[Extracted records]
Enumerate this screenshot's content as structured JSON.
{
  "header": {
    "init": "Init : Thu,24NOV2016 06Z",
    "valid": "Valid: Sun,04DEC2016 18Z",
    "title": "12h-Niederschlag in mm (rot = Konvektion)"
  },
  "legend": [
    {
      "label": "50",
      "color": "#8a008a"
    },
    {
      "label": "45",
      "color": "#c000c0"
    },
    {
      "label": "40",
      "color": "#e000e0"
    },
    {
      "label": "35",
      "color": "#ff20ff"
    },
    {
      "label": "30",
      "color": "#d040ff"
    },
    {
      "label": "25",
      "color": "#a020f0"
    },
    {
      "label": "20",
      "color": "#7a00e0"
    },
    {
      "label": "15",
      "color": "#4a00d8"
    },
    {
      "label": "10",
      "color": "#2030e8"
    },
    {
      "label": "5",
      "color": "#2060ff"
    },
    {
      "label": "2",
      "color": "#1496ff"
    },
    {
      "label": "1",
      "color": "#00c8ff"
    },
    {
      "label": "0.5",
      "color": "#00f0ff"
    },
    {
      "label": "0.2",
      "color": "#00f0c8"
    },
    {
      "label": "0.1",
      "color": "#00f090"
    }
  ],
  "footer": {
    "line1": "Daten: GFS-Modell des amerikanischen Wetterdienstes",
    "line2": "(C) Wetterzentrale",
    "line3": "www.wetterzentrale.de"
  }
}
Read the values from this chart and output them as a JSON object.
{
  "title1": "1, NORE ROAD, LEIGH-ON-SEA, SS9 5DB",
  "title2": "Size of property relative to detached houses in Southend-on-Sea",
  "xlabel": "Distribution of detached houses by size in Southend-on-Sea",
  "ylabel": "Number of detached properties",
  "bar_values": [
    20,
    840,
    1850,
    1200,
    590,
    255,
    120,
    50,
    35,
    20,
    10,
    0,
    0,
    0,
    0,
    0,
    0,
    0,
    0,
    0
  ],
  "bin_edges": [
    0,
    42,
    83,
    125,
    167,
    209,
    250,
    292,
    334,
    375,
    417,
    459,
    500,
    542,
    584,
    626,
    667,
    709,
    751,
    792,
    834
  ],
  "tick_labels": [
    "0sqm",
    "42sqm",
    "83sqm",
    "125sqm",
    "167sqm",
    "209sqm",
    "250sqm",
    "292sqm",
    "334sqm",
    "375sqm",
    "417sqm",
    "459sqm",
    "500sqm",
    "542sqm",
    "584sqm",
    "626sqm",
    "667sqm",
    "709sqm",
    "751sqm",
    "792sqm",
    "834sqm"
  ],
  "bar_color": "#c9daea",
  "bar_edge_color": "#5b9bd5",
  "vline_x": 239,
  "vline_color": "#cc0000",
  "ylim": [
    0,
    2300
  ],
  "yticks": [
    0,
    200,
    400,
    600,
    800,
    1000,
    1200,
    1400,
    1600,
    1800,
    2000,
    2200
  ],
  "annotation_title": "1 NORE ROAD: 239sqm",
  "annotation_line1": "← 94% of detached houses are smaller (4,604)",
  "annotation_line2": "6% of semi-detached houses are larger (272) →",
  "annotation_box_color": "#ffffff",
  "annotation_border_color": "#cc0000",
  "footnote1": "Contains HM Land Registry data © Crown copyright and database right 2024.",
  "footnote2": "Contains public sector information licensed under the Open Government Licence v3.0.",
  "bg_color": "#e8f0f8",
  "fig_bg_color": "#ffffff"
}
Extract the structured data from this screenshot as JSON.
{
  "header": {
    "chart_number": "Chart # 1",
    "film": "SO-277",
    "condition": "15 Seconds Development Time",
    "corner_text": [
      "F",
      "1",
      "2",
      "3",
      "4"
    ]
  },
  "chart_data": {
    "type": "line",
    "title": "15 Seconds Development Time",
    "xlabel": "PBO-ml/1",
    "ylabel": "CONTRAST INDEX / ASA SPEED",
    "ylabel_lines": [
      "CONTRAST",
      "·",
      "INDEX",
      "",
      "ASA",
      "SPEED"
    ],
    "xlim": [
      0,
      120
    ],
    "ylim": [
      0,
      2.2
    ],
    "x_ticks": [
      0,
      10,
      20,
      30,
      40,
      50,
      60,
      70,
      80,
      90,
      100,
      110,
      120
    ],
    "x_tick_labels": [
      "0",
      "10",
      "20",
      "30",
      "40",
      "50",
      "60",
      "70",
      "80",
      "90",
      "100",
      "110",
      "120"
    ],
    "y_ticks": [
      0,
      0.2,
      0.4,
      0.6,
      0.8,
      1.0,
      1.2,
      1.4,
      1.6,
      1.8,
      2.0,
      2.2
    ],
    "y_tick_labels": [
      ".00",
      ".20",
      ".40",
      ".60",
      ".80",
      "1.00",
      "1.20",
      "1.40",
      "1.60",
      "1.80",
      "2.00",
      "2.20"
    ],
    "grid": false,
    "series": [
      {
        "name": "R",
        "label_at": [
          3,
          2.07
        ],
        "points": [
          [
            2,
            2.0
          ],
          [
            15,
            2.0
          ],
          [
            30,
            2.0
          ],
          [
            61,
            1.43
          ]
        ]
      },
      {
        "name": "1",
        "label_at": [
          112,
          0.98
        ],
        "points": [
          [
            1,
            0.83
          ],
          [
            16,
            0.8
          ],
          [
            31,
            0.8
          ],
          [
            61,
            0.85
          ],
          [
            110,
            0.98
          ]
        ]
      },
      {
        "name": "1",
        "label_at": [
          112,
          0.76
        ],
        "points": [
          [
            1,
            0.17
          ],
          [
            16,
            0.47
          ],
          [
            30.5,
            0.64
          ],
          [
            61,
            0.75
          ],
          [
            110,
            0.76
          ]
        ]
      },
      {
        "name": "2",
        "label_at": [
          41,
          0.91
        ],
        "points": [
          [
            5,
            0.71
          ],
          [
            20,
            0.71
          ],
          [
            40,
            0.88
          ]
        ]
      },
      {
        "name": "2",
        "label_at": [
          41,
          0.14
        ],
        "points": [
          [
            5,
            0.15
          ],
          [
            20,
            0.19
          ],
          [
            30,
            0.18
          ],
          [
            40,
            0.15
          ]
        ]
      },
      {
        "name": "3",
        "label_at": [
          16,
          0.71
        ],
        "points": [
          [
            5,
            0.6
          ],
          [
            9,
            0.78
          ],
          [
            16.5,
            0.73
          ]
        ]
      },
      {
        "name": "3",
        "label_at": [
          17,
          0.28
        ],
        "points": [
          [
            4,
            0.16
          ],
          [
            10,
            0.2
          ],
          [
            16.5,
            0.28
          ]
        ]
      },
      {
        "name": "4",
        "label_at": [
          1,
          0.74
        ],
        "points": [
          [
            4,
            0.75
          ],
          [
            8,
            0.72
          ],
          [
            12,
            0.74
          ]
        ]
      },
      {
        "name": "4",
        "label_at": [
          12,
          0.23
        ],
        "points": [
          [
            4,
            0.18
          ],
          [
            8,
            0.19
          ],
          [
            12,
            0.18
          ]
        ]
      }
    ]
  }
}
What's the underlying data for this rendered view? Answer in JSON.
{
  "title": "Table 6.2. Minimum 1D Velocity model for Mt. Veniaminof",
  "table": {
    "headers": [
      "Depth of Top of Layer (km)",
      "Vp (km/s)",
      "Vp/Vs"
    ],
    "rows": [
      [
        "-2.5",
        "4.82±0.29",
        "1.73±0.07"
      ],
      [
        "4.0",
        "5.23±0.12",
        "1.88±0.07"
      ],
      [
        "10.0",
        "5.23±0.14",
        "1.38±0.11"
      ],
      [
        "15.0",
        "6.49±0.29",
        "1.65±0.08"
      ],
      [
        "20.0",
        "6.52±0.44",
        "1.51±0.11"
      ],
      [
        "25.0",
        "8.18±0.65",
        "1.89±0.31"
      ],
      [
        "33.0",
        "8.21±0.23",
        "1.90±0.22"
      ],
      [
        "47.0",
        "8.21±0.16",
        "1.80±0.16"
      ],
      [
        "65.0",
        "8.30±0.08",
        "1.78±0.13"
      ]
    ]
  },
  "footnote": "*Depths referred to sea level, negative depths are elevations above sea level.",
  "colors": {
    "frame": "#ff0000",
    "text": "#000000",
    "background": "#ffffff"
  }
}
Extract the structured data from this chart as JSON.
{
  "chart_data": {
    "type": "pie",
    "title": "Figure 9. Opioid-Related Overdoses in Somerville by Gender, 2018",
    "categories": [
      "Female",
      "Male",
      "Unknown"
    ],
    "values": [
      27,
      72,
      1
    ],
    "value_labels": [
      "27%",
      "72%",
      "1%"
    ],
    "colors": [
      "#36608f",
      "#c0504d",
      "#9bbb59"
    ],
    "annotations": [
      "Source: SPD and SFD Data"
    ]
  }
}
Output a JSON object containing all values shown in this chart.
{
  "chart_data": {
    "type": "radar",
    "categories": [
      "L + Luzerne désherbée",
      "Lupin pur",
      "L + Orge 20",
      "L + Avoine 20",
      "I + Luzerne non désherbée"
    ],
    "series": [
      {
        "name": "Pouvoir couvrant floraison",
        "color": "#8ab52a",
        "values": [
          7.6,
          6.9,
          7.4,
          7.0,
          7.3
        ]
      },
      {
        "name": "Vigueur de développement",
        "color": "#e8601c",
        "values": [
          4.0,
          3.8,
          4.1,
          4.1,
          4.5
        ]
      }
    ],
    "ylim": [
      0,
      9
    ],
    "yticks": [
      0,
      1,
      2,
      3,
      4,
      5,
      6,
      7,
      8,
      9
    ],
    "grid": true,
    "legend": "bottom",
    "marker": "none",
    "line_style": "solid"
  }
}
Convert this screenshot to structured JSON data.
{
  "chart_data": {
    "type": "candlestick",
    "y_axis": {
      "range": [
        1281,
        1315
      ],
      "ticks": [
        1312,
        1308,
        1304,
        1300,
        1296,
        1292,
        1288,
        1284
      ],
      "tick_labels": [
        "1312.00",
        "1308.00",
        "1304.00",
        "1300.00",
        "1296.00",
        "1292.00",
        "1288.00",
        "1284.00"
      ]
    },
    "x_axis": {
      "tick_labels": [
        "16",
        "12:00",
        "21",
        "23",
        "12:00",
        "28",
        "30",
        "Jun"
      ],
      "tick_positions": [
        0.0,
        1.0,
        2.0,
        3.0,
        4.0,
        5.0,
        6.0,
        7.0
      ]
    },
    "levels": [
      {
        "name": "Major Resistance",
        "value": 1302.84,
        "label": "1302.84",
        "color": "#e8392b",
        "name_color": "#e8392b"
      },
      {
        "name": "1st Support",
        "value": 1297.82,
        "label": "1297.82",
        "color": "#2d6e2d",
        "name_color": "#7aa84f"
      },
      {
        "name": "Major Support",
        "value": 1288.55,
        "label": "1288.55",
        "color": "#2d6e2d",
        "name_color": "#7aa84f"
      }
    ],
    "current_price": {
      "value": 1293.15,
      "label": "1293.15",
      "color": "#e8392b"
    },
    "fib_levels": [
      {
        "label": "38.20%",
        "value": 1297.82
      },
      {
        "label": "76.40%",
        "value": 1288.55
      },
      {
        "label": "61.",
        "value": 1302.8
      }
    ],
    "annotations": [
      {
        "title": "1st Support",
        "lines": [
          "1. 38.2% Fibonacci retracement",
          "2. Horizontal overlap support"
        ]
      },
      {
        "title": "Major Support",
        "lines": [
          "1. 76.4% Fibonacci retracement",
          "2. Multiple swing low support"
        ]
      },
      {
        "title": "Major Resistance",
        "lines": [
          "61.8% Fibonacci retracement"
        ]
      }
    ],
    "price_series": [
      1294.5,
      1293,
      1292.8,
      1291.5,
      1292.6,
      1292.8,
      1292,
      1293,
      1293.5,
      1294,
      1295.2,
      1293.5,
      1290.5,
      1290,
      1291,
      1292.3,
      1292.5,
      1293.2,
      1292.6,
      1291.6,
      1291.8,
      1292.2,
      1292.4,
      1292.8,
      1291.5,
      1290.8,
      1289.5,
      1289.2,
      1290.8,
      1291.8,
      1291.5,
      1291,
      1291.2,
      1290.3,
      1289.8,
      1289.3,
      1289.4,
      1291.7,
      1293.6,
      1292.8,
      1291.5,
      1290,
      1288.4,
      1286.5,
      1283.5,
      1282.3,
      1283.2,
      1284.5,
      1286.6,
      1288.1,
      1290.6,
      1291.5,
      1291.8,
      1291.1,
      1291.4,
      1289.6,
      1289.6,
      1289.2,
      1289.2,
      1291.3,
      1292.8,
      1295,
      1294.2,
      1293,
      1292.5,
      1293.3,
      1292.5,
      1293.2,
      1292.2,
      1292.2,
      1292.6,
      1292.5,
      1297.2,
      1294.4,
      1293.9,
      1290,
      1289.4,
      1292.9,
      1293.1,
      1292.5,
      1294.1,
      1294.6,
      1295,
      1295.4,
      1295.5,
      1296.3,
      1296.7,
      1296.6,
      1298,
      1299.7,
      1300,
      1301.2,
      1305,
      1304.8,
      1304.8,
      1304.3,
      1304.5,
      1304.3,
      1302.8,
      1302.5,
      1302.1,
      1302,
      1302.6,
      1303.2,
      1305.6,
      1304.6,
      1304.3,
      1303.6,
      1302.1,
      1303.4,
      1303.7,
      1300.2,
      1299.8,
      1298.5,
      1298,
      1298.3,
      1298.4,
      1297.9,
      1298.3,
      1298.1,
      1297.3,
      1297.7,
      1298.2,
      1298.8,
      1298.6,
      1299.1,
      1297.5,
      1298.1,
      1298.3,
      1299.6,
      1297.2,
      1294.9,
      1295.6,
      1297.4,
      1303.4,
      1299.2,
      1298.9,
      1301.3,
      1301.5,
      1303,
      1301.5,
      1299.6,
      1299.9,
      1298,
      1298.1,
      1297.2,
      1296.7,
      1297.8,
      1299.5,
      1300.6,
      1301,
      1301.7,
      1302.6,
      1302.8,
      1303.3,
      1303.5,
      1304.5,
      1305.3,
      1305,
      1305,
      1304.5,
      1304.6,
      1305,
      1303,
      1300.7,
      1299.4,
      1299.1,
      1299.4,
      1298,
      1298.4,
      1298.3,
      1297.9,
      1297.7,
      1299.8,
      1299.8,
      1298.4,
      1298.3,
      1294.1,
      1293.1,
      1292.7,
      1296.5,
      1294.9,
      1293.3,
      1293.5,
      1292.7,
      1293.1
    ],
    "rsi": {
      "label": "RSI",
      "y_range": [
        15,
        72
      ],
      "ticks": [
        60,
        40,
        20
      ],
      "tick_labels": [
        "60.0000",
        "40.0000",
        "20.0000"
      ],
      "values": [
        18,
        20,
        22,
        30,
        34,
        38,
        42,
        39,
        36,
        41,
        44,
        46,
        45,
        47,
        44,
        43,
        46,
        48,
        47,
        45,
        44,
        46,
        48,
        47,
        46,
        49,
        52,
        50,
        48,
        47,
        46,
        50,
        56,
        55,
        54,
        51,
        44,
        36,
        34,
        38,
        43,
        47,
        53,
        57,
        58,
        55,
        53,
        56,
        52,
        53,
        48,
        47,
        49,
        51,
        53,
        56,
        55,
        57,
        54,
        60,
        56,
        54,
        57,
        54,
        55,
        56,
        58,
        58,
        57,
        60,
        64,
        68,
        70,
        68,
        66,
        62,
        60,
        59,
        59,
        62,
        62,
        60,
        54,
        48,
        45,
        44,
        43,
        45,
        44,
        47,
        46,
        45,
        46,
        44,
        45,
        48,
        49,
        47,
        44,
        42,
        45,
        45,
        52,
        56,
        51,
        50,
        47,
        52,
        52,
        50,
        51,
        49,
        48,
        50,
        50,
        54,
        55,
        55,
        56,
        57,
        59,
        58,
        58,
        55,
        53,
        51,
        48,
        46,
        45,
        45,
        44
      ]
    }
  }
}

# Exercise details
Pick out the lines containing the string "xlabel" and show them.

# Final result
  "xlabel": "Distribution of detached houses by size in Southend-on-Sea",
    "xlabel": "PBO-ml/1",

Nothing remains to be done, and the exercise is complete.